=== THE RECORDS ===
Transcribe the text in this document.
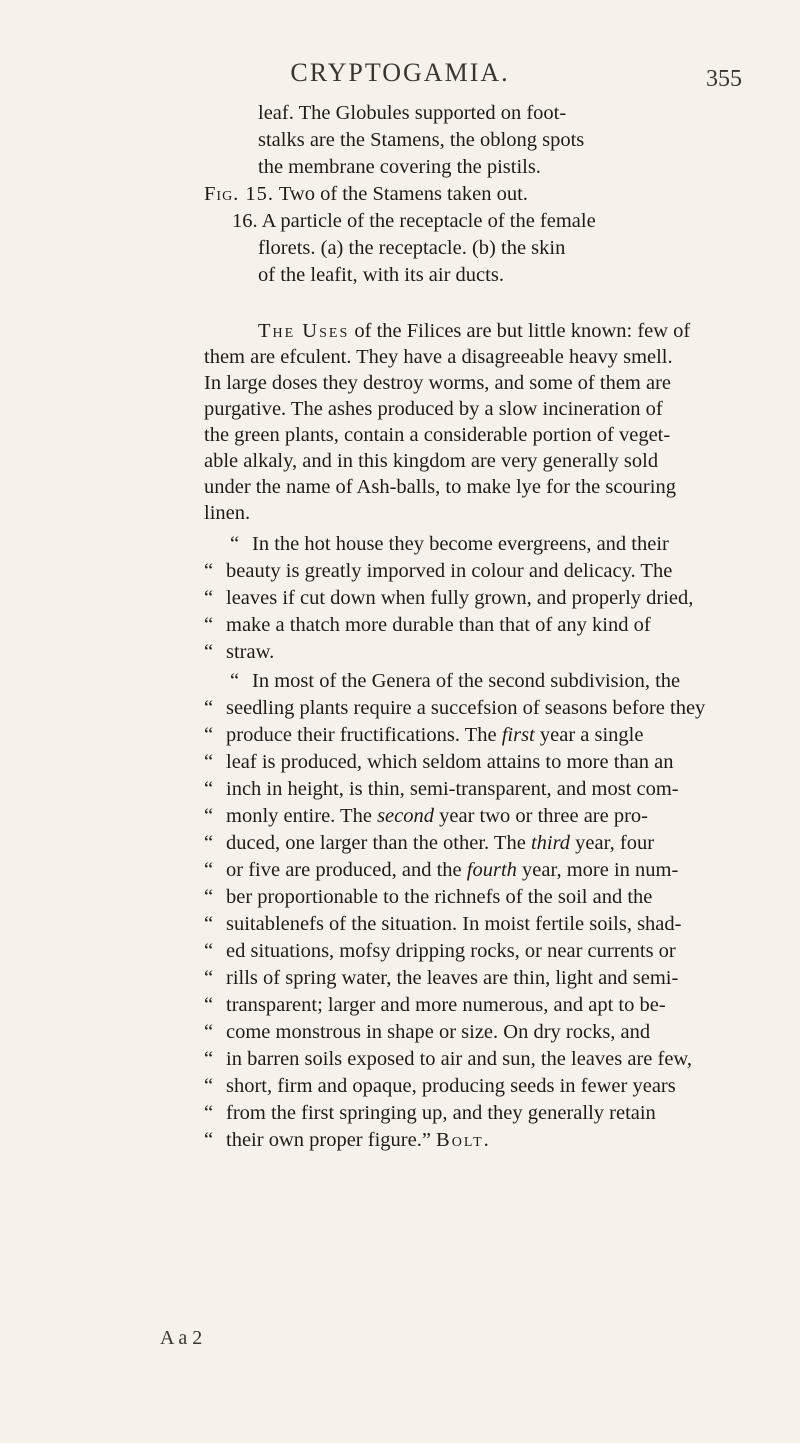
CRYPTOGAMIA.	355
leaf. The Globules supported on foot-
stalks are the Stamens, the oblong spots
the membrane covering the pistils.
Fig. 15. Two of the Stamens taken out.
16. A particle of the receptacle of the female
florets. (a) the receptacle. (b) the skin
of the leafit, with its air ducts.
The Uses of the Filices are but little known: few of
them are efculent. They have a disagreeable heavy smell.
In large doses they destroy worms, and some of them are
purgative. The ashes produced by a slow incineration of
the green plants, contain a considerable portion of veget-
able alkaly, and in this kingdom are very generally sold
under the name of Ash-balls, to make lye for the scouring
linen.
“ In the hot house they become evergreens, and their
“ beauty is greatly imporved in colour and delicacy. The
“ leaves if cut down when fully grown, and properly dried,
“ make a thatch more durable than that of any kind of
“ straw.
“ In most of the Genera of the second subdivision, the
“ seedling plants require a succefsion of seasons before they
“ produce their fructifications. The first year a single
“ leaf is produced, which seldom attains to more than an
“ inch in height, is thin, semi-transparent, and most com-
“ monly entire. The second year two or three are pro-
“ duced, one larger than the other. The third year, four
“ or five are produced, and the fourth year, more in num-
“ ber proportionable to the richnefs of the soil and the
“ suitablenefs of the situation. In moist fertile soils, shad-
“ ed situations, mofsy dripping rocks, or near currents or
“ rills of spring water, the leaves are thin, light and semi-
“ transparent; larger and more numerous, and apt to be-
“ come monstrous in shape or size. On dry rocks, and
“ in barren soils exposed to air and sun, the leaves are few,
“ short, firm and opaque, producing seeds in fewer years
“ from the first springing up, and they generally retain
“ their own proper figure.” Bolt.
A a 2
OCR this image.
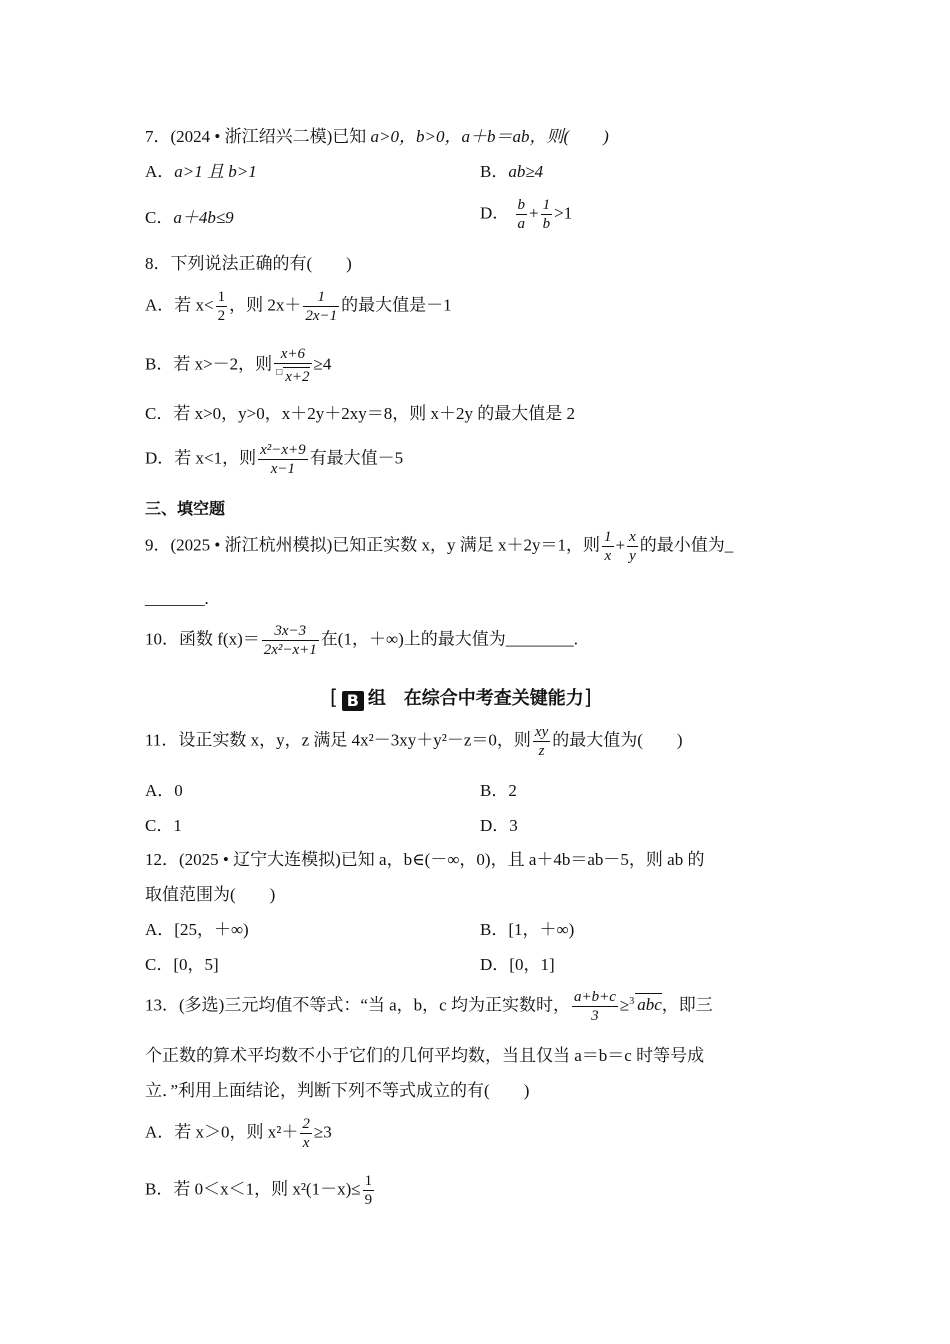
7．(2024 • 浙江绍兴二模)已知 a>0，b>0，a＋b＝ab，则(　　)
A．a>1 且 b>1	B．ab≥4
C．a＋4b≤9	D． $\frac{b}{a} + \frac{1}{b} >1$
8．下列说法正确的有(　　)
A．若 $x< \frac{1}{2}$ ，则 $2x+ \frac{1}{2x-1}$ 的最大值是－1
B．若 x>－2，则 $\frac{x+6}{^□ x+2} \ge 4$
C．若 x>0，y>0，x＋2y＋2xy＝8，则 x＋2y 的最大值是 2
D．若 x<1，则 $\frac{\text{x²−x+9}}{x-1}$ 有最大值－5
三、填空题
9．(2025 • 浙江杭州模拟)已知正实数 x，y 满足 x＋2y＝1，则 $\frac{1}{x} + \frac{x}{y}$ 的最小值为_
_______.
10．函数 $f(x)= \frac{3x-3}{\text{2x²−x+1}}$ 在(1，＋∞)上的最大值为________.
[ B 组　在综合中考查关键能力]
11．设正实数 x，y，z 满足 4x²－3xy＋y²－z＝0，则 $\frac{xy}{z}$ 的最大值为(　　)
A．0	B．2
C．1	D．3
12．(2025 • 辽宁大连模拟)已知 a，b∈(－∞，0)，且 a＋4b＝ab－5，则 ab 的
取值范围为(　　)
A．[25，＋∞)	B．[1，＋∞)
C．[0，5]	D．[0，1]
13．(多选)三元均值不等式：“当 a，b，c 均为正实数时， $\frac{a+b+c}{3} \ge^3$ abc，即三
个正数的算术平均数不小于它们的几何平均数，当且仅当 a＝b＝c 时等号成
立．”利用上面结论，判断下列不等式成立的有(　　)
A．若 x＞0，则 $x^2+ \frac{2}{x} \ge 3$
B．若 0＜x＜1，则 $x^2(1-x)\le \frac{1}{9}$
===
=== DIRECTIONS FOR THIS TASK ===
Omit the pictures and retype exactly the lines from the one with "OCR this image." through the final line, both ends included.

=== SOLVED PROBLEM ===
OCR this image.
7．(2024 • 浙江绍兴二模)已知 a>0，b>0，a＋b＝ab，则(　　)
A．a>1 且 b>1	B．ab≥4
C．a＋4b≤9	D． $\frac{b}{a} + \frac{1}{b} >1$
8．下列说法正确的有(　　)
A．若 $x< \frac{1}{2}$ ，则 $2x+ \frac{1}{2x-1}$ 的最大值是－1
B．若 x>－2，则 $\frac{x+6}{^□ x+2} \ge 4$
C．若 x>0，y>0，x＋2y＋2xy＝8，则 x＋2y 的最大值是 2
D．若 x<1，则 $\frac{\text{x²−x+9}}{x-1}$ 有最大值－5
三、填空题
9．(2025 • 浙江杭州模拟)已知正实数 x，y 满足 x＋2y＝1，则 $\frac{1}{x} + \frac{x}{y}$ 的最小值为_
_______.
10．函数 $f(x)= \frac{3x-3}{\text{2x²−x+1}}$ 在(1，＋∞)上的最大值为________.
[ B 组　在综合中考查关键能力]
11．设正实数 x，y，z 满足 4x²－3xy＋y²－z＝0，则 $\frac{xy}{z}$ 的最大值为(　　)
A．0	B．2
C．1	D．3
12．(2025 • 辽宁大连模拟)已知 a，b∈(－∞，0)，且 a＋4b＝ab－5，则 ab 的
取值范围为(　　)
A．[25，＋∞)	B．[1，＋∞)
C．[0，5]	D．[0，1]
13．(多选)三元均值不等式：“当 a，b，c 均为正实数时， $\frac{a+b+c}{3} \ge^3$ abc，即三
个正数的算术平均数不小于它们的几何平均数，当且仅当 a＝b＝c 时等号成
立．”利用上面结论，判断下列不等式成立的有(　　)
A．若 x＞0，则 $x^2+ \frac{2}{x} \ge 3$
B．若 0＜x＜1，则 $x^2(1-x)\le \frac{1}{9}$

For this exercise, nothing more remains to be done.